>> START Supplied material

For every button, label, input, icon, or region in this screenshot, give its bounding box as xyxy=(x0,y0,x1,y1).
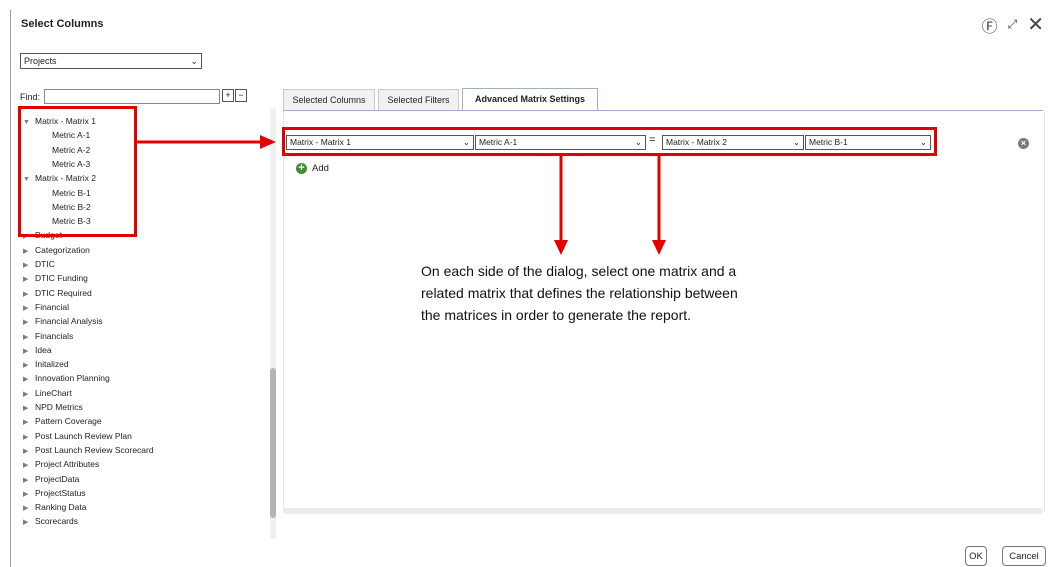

>> END Supplied material
>> START Supplied material

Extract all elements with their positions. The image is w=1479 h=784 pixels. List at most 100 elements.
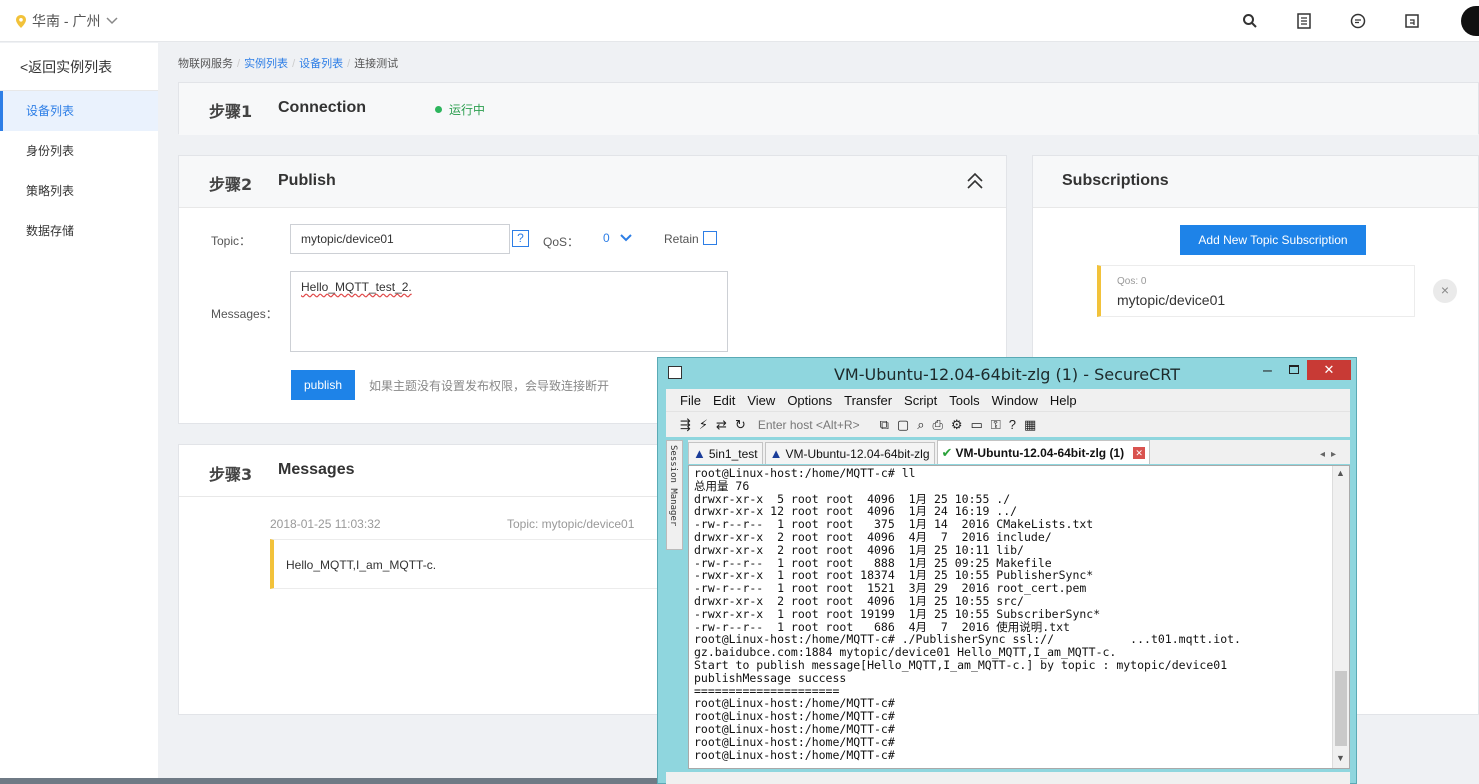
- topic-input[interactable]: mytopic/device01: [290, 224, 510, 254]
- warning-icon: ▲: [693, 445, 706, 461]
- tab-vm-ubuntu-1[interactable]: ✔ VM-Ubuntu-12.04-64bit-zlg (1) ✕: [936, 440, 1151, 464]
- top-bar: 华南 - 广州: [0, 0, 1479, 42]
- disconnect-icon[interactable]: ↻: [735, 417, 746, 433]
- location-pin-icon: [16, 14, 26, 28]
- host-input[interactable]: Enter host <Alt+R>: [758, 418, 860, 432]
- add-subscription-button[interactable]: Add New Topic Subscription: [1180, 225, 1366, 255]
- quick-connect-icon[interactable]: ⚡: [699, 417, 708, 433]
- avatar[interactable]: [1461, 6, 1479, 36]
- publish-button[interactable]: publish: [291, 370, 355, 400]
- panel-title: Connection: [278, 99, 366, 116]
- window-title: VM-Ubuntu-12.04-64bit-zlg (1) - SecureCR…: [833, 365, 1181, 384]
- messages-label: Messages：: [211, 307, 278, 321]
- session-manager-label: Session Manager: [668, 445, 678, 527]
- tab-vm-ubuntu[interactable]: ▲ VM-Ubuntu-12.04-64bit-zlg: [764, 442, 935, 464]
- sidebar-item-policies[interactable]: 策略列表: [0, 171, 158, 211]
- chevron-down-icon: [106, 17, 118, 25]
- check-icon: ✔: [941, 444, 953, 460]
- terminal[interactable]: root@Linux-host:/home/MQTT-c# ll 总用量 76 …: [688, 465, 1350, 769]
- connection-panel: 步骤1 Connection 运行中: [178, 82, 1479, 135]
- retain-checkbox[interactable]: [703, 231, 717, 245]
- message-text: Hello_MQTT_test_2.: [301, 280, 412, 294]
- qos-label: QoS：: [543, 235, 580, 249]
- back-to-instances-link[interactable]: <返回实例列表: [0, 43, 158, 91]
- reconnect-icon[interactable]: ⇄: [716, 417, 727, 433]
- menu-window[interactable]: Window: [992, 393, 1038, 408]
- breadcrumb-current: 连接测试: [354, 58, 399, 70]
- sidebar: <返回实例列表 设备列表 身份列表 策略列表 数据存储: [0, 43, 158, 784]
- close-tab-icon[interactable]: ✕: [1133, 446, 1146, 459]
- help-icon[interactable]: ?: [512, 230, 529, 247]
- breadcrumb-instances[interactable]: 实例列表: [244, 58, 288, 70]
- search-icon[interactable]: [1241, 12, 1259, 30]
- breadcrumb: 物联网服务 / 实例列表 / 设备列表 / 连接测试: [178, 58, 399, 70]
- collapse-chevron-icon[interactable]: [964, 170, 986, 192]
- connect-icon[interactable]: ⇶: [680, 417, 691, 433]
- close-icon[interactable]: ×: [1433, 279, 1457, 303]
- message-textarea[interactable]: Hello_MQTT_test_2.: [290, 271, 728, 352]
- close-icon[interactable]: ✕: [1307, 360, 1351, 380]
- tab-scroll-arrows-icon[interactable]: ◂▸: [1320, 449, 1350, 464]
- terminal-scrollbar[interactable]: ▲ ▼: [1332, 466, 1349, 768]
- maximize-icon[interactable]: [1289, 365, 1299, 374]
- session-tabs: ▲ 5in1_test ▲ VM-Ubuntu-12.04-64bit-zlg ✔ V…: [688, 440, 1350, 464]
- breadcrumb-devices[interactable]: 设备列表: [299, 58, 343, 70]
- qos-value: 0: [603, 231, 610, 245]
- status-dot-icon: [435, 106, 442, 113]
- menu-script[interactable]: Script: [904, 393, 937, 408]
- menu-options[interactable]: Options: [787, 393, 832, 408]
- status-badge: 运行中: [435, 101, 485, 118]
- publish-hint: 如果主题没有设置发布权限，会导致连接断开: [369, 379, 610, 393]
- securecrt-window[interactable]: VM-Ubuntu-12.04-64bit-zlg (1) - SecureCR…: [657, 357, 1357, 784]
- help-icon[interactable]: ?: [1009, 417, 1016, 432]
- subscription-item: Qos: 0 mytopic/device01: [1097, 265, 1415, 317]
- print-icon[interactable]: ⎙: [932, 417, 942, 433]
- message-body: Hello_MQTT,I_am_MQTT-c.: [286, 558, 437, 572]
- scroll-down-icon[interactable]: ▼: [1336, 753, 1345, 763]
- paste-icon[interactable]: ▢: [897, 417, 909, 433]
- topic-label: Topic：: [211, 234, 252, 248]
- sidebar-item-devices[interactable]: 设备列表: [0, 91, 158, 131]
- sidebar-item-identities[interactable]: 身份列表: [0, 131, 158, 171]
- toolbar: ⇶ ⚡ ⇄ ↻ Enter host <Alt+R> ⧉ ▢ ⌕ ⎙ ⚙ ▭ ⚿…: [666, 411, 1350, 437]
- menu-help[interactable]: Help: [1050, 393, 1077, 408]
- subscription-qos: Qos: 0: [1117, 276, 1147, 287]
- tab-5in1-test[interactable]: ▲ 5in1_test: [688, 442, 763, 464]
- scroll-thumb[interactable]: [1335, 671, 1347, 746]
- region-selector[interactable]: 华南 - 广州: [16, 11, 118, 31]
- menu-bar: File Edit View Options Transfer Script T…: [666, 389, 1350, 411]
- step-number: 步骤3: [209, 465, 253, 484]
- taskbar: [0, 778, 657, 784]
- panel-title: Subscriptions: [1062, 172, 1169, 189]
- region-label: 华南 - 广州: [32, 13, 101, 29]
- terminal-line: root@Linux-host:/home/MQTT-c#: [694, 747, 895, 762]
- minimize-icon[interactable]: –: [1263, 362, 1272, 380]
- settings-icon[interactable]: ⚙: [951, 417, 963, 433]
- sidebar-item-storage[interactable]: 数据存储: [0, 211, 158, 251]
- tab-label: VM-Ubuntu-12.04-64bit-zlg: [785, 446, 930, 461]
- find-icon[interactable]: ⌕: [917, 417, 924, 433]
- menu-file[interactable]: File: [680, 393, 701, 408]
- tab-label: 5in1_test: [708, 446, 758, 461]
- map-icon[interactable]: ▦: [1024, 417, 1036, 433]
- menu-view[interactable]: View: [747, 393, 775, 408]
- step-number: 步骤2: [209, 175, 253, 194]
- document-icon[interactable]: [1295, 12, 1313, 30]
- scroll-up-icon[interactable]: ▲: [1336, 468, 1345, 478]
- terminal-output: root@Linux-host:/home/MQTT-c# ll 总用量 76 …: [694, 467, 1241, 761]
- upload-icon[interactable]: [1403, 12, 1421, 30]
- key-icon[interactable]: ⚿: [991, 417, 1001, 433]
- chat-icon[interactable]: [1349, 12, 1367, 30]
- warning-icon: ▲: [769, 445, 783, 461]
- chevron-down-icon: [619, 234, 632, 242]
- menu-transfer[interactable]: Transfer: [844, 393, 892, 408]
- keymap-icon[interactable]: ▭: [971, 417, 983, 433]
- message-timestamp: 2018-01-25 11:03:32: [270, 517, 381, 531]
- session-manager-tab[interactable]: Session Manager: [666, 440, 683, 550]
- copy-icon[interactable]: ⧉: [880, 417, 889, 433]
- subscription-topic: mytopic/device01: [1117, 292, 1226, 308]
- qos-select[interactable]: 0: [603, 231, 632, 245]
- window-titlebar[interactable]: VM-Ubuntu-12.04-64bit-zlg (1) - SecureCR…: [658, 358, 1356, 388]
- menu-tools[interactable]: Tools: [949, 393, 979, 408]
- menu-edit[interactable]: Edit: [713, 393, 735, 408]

>> END Supplied material

• Short problem
Update the entries from the line with "Extract all elements" up to and including the line with "- check-icon: ✔: [941, 444, 953, 460]" by changing "positions" to "locations", keeping all else the same. Return only those lines and leave the pictures out.

• Response
Extract all elements with their locations. The image is w=1479 h=784 pixels. List at most 100 elements.
- topic-input[interactable]: mytopic/device01: [290, 224, 510, 254]
- warning-icon: ▲: [693, 445, 706, 461]
- tab-vm-ubuntu-1[interactable]: ✔ VM-Ubuntu-12.04-64bit-zlg (1) ✕: [936, 440, 1151, 464]
- top-bar: 华南 - 广州: [0, 0, 1479, 42]
- disconnect-icon[interactable]: ↻: [735, 417, 746, 433]
- location-pin-icon: [16, 14, 26, 28]
- host-input[interactable]: Enter host <Alt+R>: [758, 418, 860, 432]
- add-subscription-button[interactable]: Add New Topic Subscription: [1180, 225, 1366, 255]
- quick-connect-icon[interactable]: ⚡: [699, 417, 708, 433]
- avatar[interactable]: [1461, 6, 1479, 36]
- publish-button[interactable]: publish: [291, 370, 355, 400]
- panel-title: Connection: [278, 99, 366, 116]
- window-title: VM-Ubuntu-12.04-64bit-zlg (1) - SecureCR…: [833, 365, 1181, 384]
- messages-label: Messages：: [211, 307, 278, 321]
- session-manager-label: Session Manager: [668, 445, 678, 527]
- tab-vm-ubuntu[interactable]: ▲ VM-Ubuntu-12.04-64bit-zlg: [764, 442, 935, 464]
- sidebar-item-policies[interactable]: 策略列表: [0, 171, 158, 211]
- chevron-down-icon: [106, 17, 118, 25]
- check-icon: ✔: [941, 444, 953, 460]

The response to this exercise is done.